Determine the number of lines containing the word "SPOT季度月活跃访问用户", and state that figure alone.

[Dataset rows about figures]
--- START ---
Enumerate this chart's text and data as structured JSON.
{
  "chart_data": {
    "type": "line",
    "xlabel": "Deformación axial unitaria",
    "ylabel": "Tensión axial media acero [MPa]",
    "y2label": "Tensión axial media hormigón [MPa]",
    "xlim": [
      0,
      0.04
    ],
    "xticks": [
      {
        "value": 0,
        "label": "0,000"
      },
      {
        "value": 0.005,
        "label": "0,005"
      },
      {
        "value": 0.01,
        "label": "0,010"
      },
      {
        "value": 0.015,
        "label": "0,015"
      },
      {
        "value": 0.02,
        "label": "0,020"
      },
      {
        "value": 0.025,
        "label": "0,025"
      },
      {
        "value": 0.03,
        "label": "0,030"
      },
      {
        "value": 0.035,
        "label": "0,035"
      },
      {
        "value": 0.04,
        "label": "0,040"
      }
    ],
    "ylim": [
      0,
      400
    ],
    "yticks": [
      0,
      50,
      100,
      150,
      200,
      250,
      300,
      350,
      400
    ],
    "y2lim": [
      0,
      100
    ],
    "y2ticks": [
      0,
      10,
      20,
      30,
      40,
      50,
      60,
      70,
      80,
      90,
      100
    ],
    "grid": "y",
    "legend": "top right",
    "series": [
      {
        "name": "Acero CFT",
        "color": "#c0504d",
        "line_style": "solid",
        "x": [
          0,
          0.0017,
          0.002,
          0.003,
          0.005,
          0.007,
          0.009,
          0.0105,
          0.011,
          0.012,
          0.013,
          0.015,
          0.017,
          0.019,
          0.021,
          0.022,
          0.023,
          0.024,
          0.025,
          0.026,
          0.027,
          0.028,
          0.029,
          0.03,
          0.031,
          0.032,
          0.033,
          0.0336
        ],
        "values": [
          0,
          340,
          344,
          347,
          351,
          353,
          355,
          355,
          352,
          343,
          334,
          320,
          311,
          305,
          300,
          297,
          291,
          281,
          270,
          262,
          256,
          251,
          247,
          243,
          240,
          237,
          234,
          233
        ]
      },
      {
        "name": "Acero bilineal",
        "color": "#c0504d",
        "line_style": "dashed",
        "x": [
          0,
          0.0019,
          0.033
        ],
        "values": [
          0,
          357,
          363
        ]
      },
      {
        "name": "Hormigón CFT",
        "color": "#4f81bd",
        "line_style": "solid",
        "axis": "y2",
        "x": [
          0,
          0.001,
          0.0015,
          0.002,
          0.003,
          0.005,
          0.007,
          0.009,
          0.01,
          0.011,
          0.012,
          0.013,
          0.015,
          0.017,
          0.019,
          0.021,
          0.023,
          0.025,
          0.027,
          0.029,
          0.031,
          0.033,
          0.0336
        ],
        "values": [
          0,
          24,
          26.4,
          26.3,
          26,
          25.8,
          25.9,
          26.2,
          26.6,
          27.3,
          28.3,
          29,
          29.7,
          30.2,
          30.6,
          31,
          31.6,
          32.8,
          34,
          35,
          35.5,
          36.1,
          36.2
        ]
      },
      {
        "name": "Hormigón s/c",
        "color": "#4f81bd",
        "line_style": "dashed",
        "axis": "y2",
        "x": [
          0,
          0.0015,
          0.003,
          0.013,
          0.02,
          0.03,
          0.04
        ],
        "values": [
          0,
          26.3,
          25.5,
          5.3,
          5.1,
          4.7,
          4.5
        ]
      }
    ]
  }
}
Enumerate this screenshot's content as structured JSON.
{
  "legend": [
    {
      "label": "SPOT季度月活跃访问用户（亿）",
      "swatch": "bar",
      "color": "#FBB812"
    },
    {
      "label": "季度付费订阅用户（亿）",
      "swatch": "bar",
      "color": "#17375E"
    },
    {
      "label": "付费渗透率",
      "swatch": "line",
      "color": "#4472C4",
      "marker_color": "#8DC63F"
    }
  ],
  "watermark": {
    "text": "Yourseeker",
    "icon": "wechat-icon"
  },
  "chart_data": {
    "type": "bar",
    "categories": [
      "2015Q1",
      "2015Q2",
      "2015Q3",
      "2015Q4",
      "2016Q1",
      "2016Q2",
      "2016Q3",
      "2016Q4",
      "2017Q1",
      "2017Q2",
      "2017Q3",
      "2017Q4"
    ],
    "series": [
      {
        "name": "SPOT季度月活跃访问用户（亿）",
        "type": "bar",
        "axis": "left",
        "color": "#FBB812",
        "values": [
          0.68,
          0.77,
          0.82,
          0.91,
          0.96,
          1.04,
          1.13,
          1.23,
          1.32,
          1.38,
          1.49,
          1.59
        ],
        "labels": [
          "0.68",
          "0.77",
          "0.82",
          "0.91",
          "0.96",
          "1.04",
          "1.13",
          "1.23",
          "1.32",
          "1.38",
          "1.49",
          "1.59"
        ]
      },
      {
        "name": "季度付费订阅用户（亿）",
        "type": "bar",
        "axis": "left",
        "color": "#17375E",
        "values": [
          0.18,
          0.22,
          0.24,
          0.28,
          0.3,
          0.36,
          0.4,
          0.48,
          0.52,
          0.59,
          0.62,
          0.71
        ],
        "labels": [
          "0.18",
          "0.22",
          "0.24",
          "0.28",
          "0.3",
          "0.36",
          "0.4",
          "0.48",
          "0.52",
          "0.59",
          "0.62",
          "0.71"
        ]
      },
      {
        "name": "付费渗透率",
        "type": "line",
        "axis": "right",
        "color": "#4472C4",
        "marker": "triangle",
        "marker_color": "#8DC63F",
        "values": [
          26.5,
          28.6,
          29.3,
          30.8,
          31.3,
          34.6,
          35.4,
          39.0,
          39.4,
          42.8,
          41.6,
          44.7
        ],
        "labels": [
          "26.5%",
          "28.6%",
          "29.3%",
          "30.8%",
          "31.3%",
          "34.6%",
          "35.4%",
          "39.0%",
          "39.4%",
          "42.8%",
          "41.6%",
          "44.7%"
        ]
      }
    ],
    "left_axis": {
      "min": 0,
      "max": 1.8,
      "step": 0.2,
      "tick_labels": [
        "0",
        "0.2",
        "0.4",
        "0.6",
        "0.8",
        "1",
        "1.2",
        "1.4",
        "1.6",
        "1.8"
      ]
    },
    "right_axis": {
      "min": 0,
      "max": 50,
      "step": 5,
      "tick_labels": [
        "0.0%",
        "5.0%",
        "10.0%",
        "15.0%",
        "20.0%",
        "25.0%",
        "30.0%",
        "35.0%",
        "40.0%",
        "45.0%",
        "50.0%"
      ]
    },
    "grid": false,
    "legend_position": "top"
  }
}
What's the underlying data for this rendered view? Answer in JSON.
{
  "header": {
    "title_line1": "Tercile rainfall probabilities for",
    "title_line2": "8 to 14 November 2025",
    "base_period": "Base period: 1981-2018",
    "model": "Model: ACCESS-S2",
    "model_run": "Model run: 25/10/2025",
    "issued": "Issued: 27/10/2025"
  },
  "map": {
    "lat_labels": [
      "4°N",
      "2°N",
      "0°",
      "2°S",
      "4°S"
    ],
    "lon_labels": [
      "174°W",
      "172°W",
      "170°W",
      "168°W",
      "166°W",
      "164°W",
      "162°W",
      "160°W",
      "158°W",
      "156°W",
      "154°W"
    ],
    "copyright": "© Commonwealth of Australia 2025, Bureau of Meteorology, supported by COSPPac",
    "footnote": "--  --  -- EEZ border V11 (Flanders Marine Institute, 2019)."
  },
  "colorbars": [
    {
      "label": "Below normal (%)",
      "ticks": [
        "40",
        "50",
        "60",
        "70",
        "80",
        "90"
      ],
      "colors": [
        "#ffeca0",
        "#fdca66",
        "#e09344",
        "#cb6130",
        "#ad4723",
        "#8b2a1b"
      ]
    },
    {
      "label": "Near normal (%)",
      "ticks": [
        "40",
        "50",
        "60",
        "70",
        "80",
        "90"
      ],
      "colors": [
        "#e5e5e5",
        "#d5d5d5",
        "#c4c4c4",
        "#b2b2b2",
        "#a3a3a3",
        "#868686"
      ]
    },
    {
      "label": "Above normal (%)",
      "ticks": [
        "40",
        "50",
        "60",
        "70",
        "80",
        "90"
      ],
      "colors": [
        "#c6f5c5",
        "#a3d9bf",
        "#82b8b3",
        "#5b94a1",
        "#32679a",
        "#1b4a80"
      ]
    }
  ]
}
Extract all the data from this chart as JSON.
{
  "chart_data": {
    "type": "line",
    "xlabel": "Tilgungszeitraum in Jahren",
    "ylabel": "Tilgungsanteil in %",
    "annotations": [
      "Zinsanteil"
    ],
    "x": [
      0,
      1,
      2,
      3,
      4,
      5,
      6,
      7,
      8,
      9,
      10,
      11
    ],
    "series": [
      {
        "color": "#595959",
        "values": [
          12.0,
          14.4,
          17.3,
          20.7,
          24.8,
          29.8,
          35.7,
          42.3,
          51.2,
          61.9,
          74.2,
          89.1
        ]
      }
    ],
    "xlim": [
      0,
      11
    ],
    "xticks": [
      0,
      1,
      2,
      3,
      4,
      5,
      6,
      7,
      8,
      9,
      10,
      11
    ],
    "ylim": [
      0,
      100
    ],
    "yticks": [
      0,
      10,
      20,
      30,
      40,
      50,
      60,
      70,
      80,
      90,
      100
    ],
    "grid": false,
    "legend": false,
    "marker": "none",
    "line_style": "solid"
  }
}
--- END ---
COMPLETE RESPONSE: 2